→ Stated task:
Transcribe the material below exactly as it appears.

→ Records for processing:
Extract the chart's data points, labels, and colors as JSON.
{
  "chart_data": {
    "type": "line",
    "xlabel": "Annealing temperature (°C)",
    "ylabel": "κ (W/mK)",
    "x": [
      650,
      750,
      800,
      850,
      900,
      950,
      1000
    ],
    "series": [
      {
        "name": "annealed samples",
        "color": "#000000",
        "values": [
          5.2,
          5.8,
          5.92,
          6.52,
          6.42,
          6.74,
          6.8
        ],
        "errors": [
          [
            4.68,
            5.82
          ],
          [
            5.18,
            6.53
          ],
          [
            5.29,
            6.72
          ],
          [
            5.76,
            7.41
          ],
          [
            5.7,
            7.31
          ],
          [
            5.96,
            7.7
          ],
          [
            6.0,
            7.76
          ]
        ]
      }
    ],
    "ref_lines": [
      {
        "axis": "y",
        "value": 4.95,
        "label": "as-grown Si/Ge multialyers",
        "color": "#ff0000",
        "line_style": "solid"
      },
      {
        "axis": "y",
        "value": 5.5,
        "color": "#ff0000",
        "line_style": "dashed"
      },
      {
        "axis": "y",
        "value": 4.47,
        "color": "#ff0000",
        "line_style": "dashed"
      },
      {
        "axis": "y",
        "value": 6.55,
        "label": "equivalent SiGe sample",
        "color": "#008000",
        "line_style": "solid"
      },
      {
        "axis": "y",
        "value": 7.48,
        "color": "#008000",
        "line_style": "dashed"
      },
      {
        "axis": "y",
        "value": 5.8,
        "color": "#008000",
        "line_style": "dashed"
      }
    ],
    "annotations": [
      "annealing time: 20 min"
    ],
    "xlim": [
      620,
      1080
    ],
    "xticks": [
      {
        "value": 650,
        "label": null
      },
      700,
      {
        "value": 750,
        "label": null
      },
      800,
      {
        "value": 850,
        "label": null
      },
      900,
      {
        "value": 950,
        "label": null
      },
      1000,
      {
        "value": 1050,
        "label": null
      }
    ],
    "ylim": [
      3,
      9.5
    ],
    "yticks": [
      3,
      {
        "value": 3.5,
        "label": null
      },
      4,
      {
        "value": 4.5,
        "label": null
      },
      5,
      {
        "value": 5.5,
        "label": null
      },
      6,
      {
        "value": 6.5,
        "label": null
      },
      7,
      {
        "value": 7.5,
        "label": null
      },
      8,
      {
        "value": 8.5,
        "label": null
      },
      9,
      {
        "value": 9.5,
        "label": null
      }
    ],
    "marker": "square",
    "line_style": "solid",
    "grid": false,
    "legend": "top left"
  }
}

→ Solution:
Extract the chart's data points, labels, and colors as JSON.
{
  "chart_data": {
    "type": "line",
    "xlabel": "Annealing temperature (°C)",
    "ylabel": "κ (W/mK)",
    "x": [
      650,
      750,
      800,
      850,
      900,
      950,
      1000
    ],
    "series": [
      {
        "name": "annealed samples",
        "color": "#000000",
        "values": [
          5.2,
          5.8,
          5.92,
          6.52,
          6.42,
          6.74,
          6.8
        ],
        "errors": [
          [
            4.68,
            5.82
          ],
          [
            5.18,
            6.53
          ],
          [
            5.29,
            6.72
          ],
          [
            5.76,
            7.41
          ],
          [
            5.7,
            7.31
          ],
          [
            5.96,
            7.7
          ],
          [
            6.0,
            7.76
          ]
        ]
      }
    ],
    "ref_lines": [
      {
        "axis": "y",
        "value": 4.95,
        "label": "as-grown Si/Ge multialyers",
        "color": "#ff0000",
        "line_style": "solid"
      },
      {
        "axis": "y",
        "value": 5.5,
        "color": "#ff0000",
        "line_style": "dashed"
      },
      {
        "axis": "y",
        "value": 4.47,
        "color": "#ff0000",
        "line_style": "dashed"
      },
      {
        "axis": "y",
        "value": 6.55,
        "label": "equivalent SiGe sample",
        "color": "#008000",
        "line_style": "solid"
      },
      {
        "axis": "y",
        "value": 7.48,
        "color": "#008000",
        "line_style": "dashed"
      },
      {
        "axis": "y",
        "value": 5.8,
        "color": "#008000",
        "line_style": "dashed"
      }
    ],
    "annotations": [
      "annealing time: 20 min"
    ],
    "xlim": [
      620,
      1080
    ],
    "xticks": [
      {
        "value": 650,
        "label": null
      },
      700,
      {
        "value": 750,
        "label": null
      },
      800,
      {
        "value": 850,
        "label": null
      },
      900,
      {
        "value": 950,
        "label": null
      },
      1000,
      {
        "value": 1050,
        "label": null
      }
    ],
    "ylim": [
      3,
      9.5
    ],
    "yticks": [
      3,
      {
        "value": 3.5,
        "label": null
      },
      4,
      {
        "value": 4.5,
        "label": null
      },
      5,
      {
        "value": 5.5,
        "label": null
      },
      6,
      {
        "value": 6.5,
        "label": null
      },
      7,
      {
        "value": 7.5,
        "label": null
      },
      8,
      {
        "value": 8.5,
        "label": null
      },
      9,
      {
        "value": 9.5,
        "label": null
      }
    ],
    "marker": "square",
    "line_style": "solid",
    "grid": false,
    "legend": "top left"
  }
}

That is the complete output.